### What is being asked
Below is some material; set it all down exactly, apart from the pictures.

### Stored data
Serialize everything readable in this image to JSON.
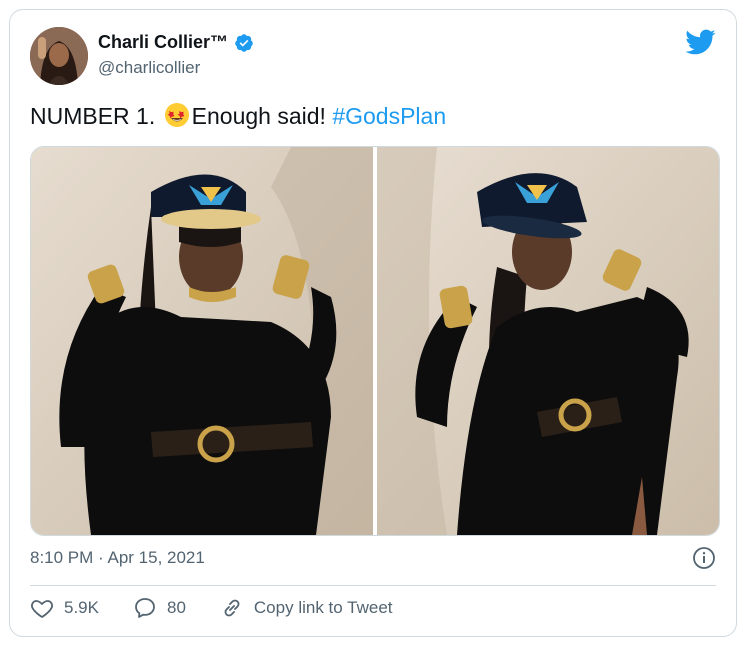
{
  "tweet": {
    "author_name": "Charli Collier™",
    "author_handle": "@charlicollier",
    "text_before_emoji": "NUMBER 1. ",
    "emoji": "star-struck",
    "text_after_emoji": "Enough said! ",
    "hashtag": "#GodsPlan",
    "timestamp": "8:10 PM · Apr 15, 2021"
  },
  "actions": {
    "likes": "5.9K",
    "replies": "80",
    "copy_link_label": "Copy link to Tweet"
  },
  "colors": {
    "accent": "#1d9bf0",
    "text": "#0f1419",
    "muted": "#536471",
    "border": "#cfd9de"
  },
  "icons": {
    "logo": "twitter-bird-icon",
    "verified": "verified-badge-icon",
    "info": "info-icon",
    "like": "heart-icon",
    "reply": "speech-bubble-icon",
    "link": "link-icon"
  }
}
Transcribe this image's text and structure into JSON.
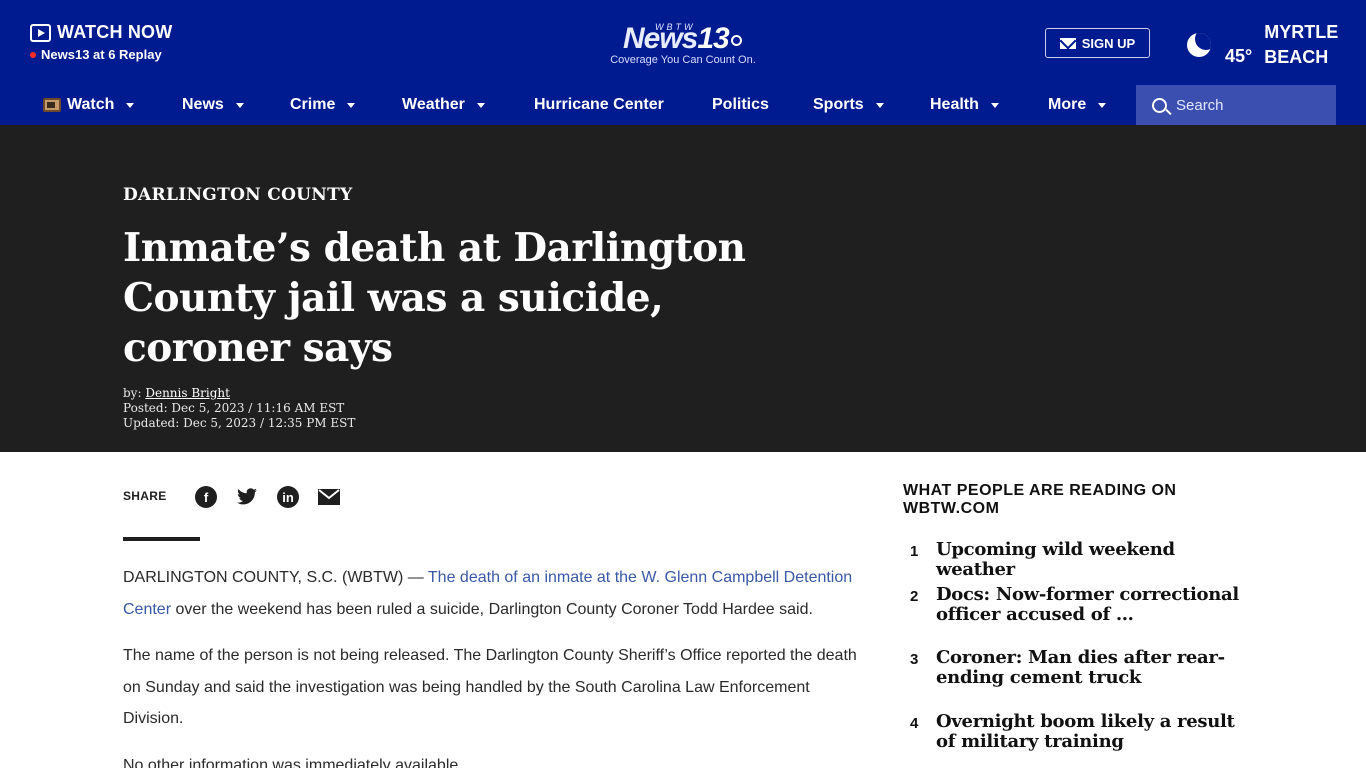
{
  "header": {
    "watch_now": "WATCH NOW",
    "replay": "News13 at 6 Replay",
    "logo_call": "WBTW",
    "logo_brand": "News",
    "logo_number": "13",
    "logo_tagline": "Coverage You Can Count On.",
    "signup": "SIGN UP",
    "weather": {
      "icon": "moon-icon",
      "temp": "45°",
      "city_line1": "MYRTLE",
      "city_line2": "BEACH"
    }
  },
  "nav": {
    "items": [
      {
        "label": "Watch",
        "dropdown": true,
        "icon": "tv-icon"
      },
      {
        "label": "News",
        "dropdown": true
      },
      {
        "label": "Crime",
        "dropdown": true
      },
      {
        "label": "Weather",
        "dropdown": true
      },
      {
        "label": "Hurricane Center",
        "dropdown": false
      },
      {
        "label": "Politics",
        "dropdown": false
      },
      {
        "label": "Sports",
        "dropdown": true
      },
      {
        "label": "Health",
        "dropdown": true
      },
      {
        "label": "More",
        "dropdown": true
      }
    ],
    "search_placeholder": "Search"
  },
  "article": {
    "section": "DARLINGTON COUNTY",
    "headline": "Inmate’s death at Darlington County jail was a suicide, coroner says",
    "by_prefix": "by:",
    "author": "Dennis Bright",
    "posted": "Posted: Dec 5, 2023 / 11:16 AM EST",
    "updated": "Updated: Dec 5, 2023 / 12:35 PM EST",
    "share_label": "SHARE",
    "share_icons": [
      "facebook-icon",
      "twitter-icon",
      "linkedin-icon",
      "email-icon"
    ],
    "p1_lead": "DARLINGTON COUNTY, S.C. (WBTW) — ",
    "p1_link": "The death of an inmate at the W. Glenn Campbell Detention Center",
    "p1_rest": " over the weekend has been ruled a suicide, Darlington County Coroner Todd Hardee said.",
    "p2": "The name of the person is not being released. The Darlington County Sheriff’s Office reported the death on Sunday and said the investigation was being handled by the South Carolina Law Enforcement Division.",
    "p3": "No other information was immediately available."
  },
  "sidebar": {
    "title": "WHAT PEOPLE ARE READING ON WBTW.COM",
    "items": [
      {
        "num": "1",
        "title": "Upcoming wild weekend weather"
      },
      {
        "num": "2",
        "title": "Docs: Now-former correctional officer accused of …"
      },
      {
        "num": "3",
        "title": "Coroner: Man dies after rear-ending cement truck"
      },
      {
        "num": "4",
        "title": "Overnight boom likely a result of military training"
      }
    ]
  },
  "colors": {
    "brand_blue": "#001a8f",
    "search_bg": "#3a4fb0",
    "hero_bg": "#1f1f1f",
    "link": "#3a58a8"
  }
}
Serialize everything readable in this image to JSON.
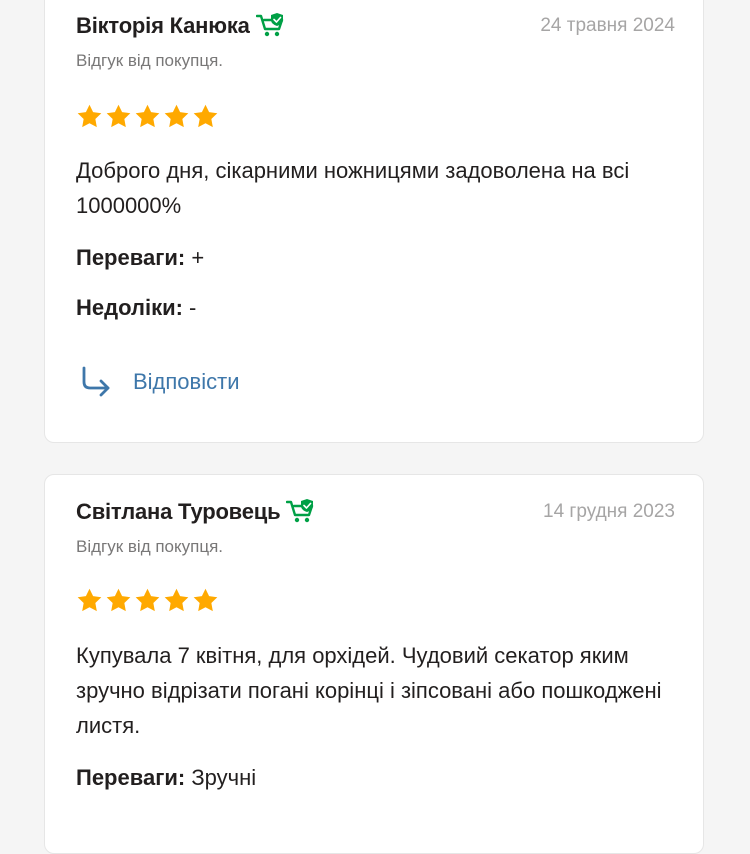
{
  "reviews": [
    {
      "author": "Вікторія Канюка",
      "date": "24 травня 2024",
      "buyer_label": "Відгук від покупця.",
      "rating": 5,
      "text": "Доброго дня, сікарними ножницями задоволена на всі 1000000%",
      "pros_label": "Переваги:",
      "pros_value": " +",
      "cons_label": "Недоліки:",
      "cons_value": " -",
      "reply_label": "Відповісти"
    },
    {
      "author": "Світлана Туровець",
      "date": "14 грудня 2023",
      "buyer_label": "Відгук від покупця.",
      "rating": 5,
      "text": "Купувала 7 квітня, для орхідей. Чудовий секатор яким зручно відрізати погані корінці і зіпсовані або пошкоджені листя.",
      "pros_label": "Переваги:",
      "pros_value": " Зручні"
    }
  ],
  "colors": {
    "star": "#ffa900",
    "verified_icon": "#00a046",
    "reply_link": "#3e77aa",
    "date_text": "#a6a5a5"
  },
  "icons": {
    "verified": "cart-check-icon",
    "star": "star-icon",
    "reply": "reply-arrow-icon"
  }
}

### Output for this exercise
Serialize everything readable in this image to JSON.
{
  "tweet": {
    "author_name": "Charli Collier™",
    "author_handle": "@charlicollier",
    "text_before_emoji": "NUMBER 1. ",
    "emoji": "star-struck",
    "text_after_emoji": "Enough said! ",
    "hashtag": "#GodsPlan",
    "timestamp": "8:10 PM · Apr 15, 2021"
  },
  "actions": {
    "likes": "5.9K",
    "replies": "80",
    "copy_link_label": "Copy link to Tweet"
  },
  "colors": {
    "accent": "#1d9bf0",
    "text": "#0f1419",
    "muted": "#536471",
    "border": "#cfd9de"
  },
  "icons": {
    "logo": "twitter-bird-icon",
    "verified": "verified-badge-icon",
    "info": "info-icon",
    "like": "heart-icon",
    "reply": "speech-bubble-icon",
    "link": "link-icon"
  }
}
Transcribe this image's text and structure into JSON.
{
  "header": {
    "watch_now": "WATCH NOW",
    "replay": "News13 at 6 Replay",
    "logo_call": "WBTW",
    "logo_brand": "News",
    "logo_number": "13",
    "logo_tagline": "Coverage You Can Count On.",
    "signup": "SIGN UP",
    "weather": {
      "icon": "moon-icon",
      "temp": "45°",
      "city_line1": "MYRTLE",
      "city_line2": "BEACH"
    }
  },
  "nav": {
    "items": [
      {
        "label": "Watch",
        "dropdown": true,
        "icon": "tv-icon"
      },
      {
        "label": "News",
        "dropdown": true
      },
      {
        "label": "Crime",
        "dropdown": true
      },
      {
        "label": "Weather",
        "dropdown": true
      },
      {
        "label": "Hurricane Center",
        "dropdown": false
      },
      {
        "label": "Politics",
        "dropdown": false
      },
      {
        "label": "Sports",
        "dropdown": true
      },
      {
        "label": "Health",
        "dropdown": true
      },
      {
        "label": "More",
        "dropdown": true
      }
    ],
    "search_placeholder": "Search"
  },
  "article": {
    "section": "DARLINGTON COUNTY",
    "headline": "Inmate’s death at Darlington County jail was a suicide, coroner says",
    "by_prefix": "by:",
    "author": "Dennis Bright",
    "posted": "Posted: Dec 5, 2023 / 11:16 AM EST",
    "updated": "Updated: Dec 5, 2023 / 12:35 PM EST",
    "share_label": "SHARE",
    "share_icons": [
      "facebook-icon",
      "twitter-icon",
      "linkedin-icon",
      "email-icon"
    ],
    "p1_lead": "DARLINGTON COUNTY, S.C. (WBTW) — ",
    "p1_link": "The death of an inmate at the W. Glenn Campbell Detention Center",
    "p1_rest": " over the weekend has been ruled a suicide, Darlington County Coroner Todd Hardee said.",
    "p2": "The name of the person is not being released. The Darlington County Sheriff’s Office reported the death on Sunday and said the investigation was being handled by the South Carolina Law Enforcement Division.",
    "p3": "No other information was immediately available."
  },
  "sidebar": {
    "title": "WHAT PEOPLE ARE READING ON WBTW.COM",
    "items": [
      {
        "num": "1",
        "title": "Upcoming wild weekend weather"
      },
      {
        "num": "2",
        "title": "Docs: Now-former correctional officer accused of …"
      },
      {
        "num": "3",
        "title": "Coroner: Man dies after rear-ending cement truck"
      },
      {
        "num": "4",
        "title": "Overnight boom likely a result of military training"
      }
    ]
  },
  "colors": {
    "brand_blue": "#001a8f",
    "search_bg": "#3a4fb0",
    "hero_bg": "#1f1f1f",
    "link": "#3a58a8"
  }
}
Serialize everything readable in this image to JSON.
{
  "reviews": [
    {
      "author": "Вікторія Канюка",
      "date": "24 травня 2024",
      "buyer_label": "Відгук від покупця.",
      "rating": 5,
      "text": "Доброго дня, сікарними ножницями задоволена на всі 1000000%",
      "pros_label": "Переваги:",
      "pros_value": " +",
      "cons_label": "Недоліки:",
      "cons_value": " -",
      "reply_label": "Відповісти"
    },
    {
      "author": "Світлана Туровець",
      "date": "14 грудня 2023",
      "buyer_label": "Відгук від покупця.",
      "rating": 5,
      "text": "Купувала 7 квітня, для орхідей. Чудовий секатор яким зручно відрізати погані корінці і зіпсовані або пошкоджені листя.",
      "pros_label": "Переваги:",
      "pros_value": " Зручні"
    }
  ],
  "colors": {
    "star": "#ffa900",
    "verified_icon": "#00a046",
    "reply_link": "#3e77aa",
    "date_text": "#a6a5a5"
  },
  "icons": {
    "verified": "cart-check-icon",
    "star": "star-icon",
    "reply": "reply-arrow-icon"
  }
}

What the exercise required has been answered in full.